## Objective
Copy the records that follow exactly as written, but not their pictures.

[BEGIN Data to use]

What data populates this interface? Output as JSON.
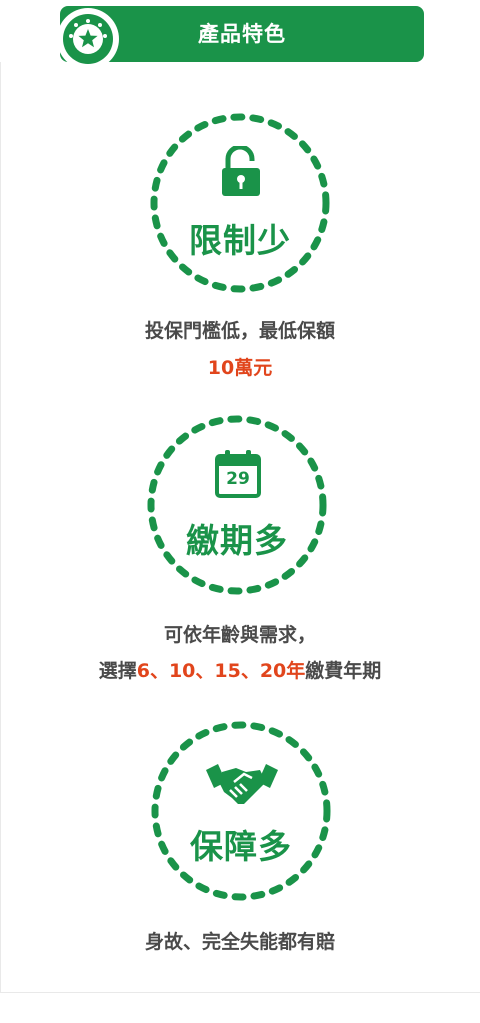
{
  "header": {
    "title": "產品特色",
    "badge_icon": "star-badge-icon"
  },
  "colors": {
    "brand_green": "#1a9349",
    "accent_orange": "#e1451c",
    "text_gray": "#4a4a4a"
  },
  "features": [
    {
      "icon": "unlock-icon",
      "title": "限制少",
      "desc_line1": "投保門檻低，最低保額",
      "desc_line2_highlight": "10萬元"
    },
    {
      "icon": "calendar-icon",
      "icon_number": "29",
      "title": "繳期多",
      "desc_line1": "可依年齡與需求，",
      "desc_line2_prefix": "選擇",
      "desc_line2_highlight": "6、10、15、20年",
      "desc_line2_suffix": "繳費年期"
    },
    {
      "icon": "handshake-icon",
      "title": "保障多",
      "desc_line1": "身故、完全失能都有賠"
    }
  ]
}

[END Data to use]

## Task output
What data populates this interface? Output as JSON.
{
  "header": {
    "title": "產品特色",
    "badge_icon": "star-badge-icon"
  },
  "colors": {
    "brand_green": "#1a9349",
    "accent_orange": "#e1451c",
    "text_gray": "#4a4a4a"
  },
  "features": [
    {
      "icon": "unlock-icon",
      "title": "限制少",
      "desc_line1": "投保門檻低，最低保額",
      "desc_line2_highlight": "10萬元"
    },
    {
      "icon": "calendar-icon",
      "icon_number": "29",
      "title": "繳期多",
      "desc_line1": "可依年齡與需求，",
      "desc_line2_prefix": "選擇",
      "desc_line2_highlight": "6、10、15、20年",
      "desc_line2_suffix": "繳費年期"
    },
    {
      "icon": "handshake-icon",
      "title": "保障多",
      "desc_line1": "身故、完全失能都有賠"
    }
  ]
}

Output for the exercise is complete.